▶ Entries shown
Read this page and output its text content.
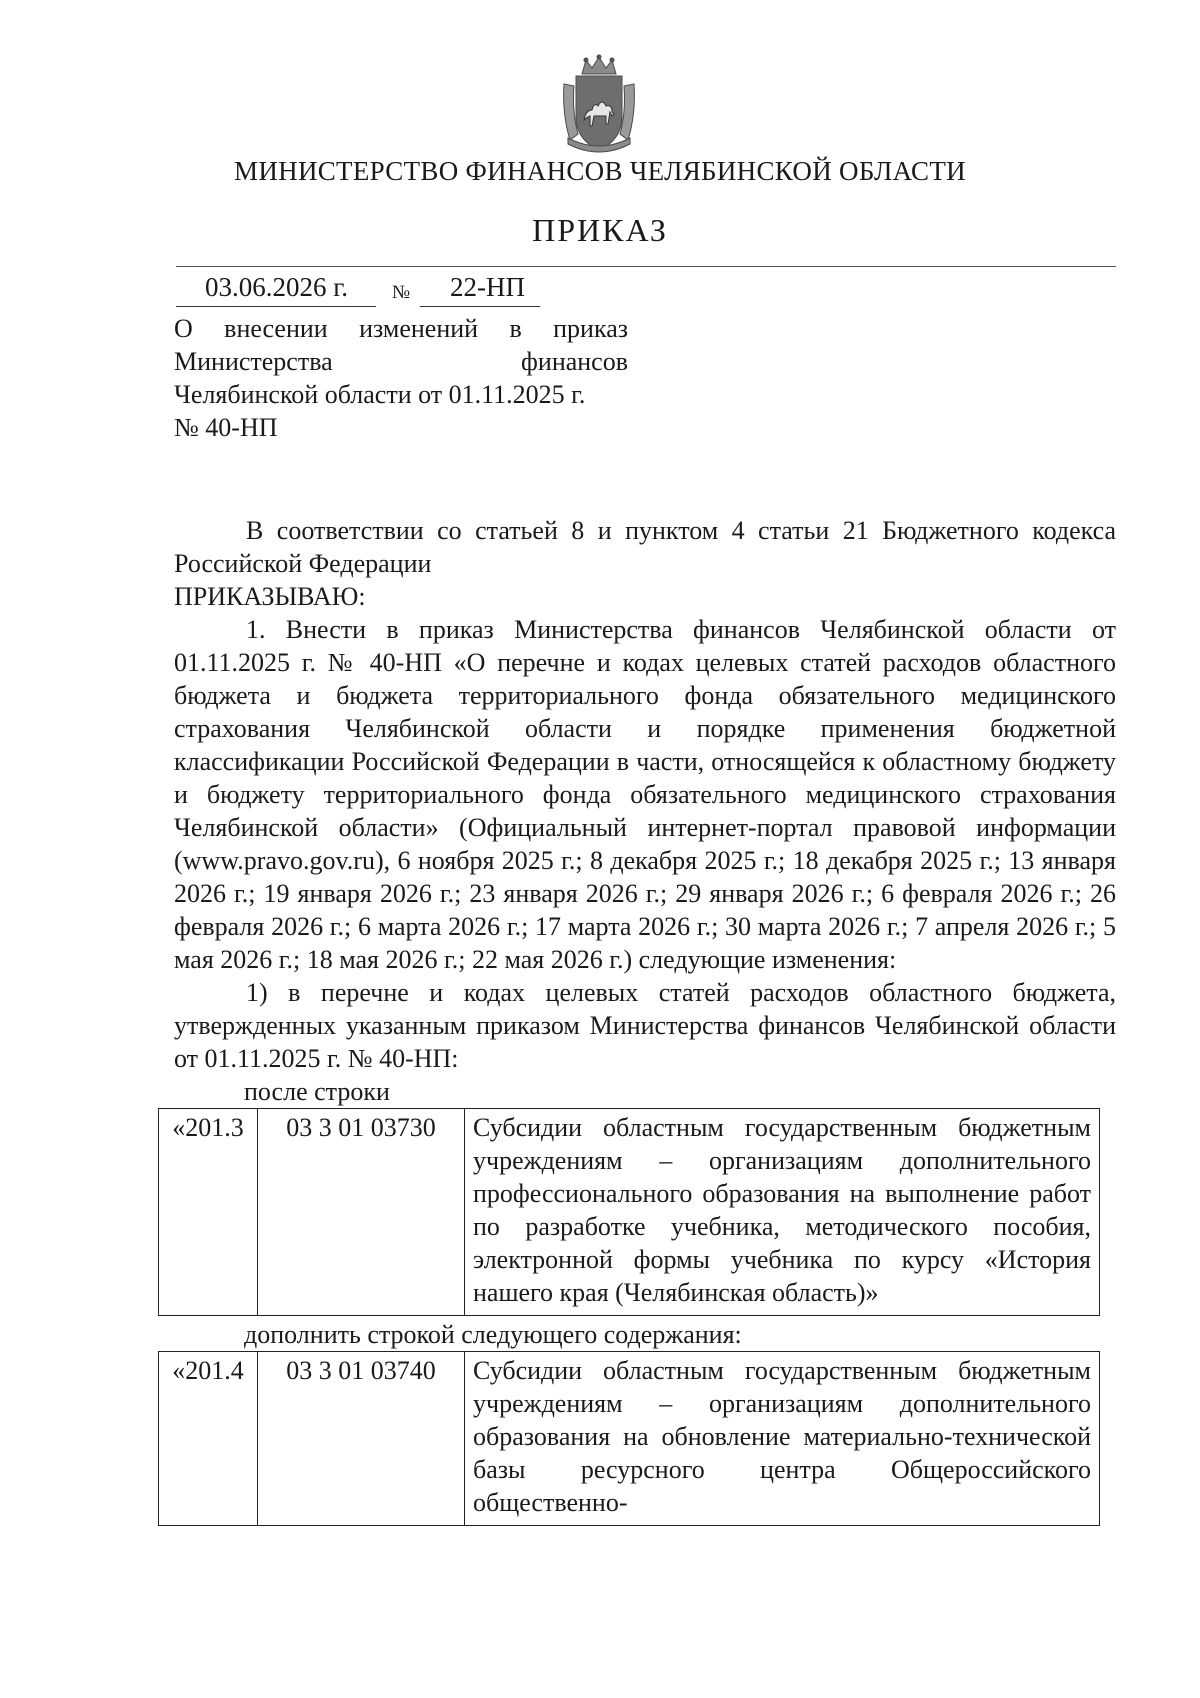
МИНИСТЕРСТВО ФИНАНСОВ ЧЕЛЯБИНСКОЙ ОБЛАСТИ
ПРИКАЗ
03.06.2026 г. № 22-НП
О внесении изменений в приказ
Министерства финансов
Челябинской области от 01.11.2025 г.
№ 40-НП

В соответствии со статьей 8 и пунктом 4 статьи 21 Бюджетного кодекса Российской Федерации

ПРИКАЗЫВАЮ:

1. Внести в приказ Министерства финансов Челябинской области от 01.11.2025 г. № 40-НП «О перечне и кодах целевых статей расходов областного бюджета и бюджета территориального фонда обязательного медицинского страхования Челябинской области и порядке применения бюджетной классификации Российской Федерации в части, относящейся к областному бюджету и бюджету территориального фонда обязательного медицинского страхования Челябинской области» (Официальный интернет-портал правовой информации (www.pravo.gov.ru), 6 ноября 2025 г.; 8 декабря 2025 г.; 18 декабря 2025 г.; 13 января 2026 г.; 19 января 2026 г.; 23 января 2026 г.; 29 января 2026 г.; 6 февраля 2026 г.; 26 февраля 2026 г.; 6 марта 2026 г.; 17 марта 2026 г.; 30 марта 2026 г.; 7 апреля 2026 г.; 5 мая 2026 г.; 18 мая 2026 г.; 22 мая 2026 г.) следующие изменения:

1) в перечне и кодах целевых статей расходов областного бюджета, утвержденных указанным приказом Министерства финансов Челябинской области от 01.11.2025 г. № 40-НП:

после строки

«201.3	03 3 01 03730	Субсидии областным государственным бюджетным учреждениям – организациям дополнительного профессионального образования на выполнение работ по разработке учебника, методического пособия, электронной формы учебника по курсу «История нашего края (Челябинская область)»

дополнить строкой следующего содержания:

«201.4	03 3 01 03740	Субсидии областным государственным бюджетным учреждениям – организациям дополнительного образования на обновление материально-технической базы ресурсного центра Общероссийского общественно-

▶ Given exercise
Write the listing above out again exactly, dropping each image.

▶ Output for this exercise
Read this page and output its text content.
МИНИСТЕРСТВО ФИНАНСОВ ЧЕЛЯБИНСКОЙ ОБЛАСТИ
ПРИКАЗ
03.06.2026 г. № 22-НП
О внесении изменений в приказ
Министерства финансов
Челябинской области от 01.11.2025 г.
№ 40-НП

В соответствии со статьей 8 и пунктом 4 статьи 21 Бюджетного кодекса Российской Федерации

ПРИКАЗЫВАЮ:

1. Внести в приказ Министерства финансов Челябинской области от 01.11.2025 г. № 40-НП «О перечне и кодах целевых статей расходов областного бюджета и бюджета территориального фонда обязательного медицинского страхования Челябинской области и порядке применения бюджетной классификации Российской Федерации в части, относящейся к областному бюджету и бюджету территориального фонда обязательного медицинского страхования Челябинской области» (Официальный интернет-портал правовой информации (www.pravo.gov.ru), 6 ноября 2025 г.; 8 декабря 2025 г.; 18 декабря 2025 г.; 13 января 2026 г.; 19 января 2026 г.; 23 января 2026 г.; 29 января 2026 г.; 6 февраля 2026 г.; 26 февраля 2026 г.; 6 марта 2026 г.; 17 марта 2026 г.; 30 марта 2026 г.; 7 апреля 2026 г.; 5 мая 2026 г.; 18 мая 2026 г.; 22 мая 2026 г.) следующие изменения:

1) в перечне и кодах целевых статей расходов областного бюджета, утвержденных указанным приказом Министерства финансов Челябинской области от 01.11.2025 г. № 40-НП:

после строки

«201.3	03 3 01 03730	Субсидии областным государственным бюджетным учреждениям – организациям дополнительного профессионального образования на выполнение работ по разработке учебника, методического пособия, электронной формы учебника по курсу «История нашего края (Челябинская область)»

дополнить строкой следующего содержания:

«201.4	03 3 01 03740	Субсидии областным государственным бюджетным учреждениям – организациям дополнительного образования на обновление материально-технической базы ресурсного центра Общероссийского общественно-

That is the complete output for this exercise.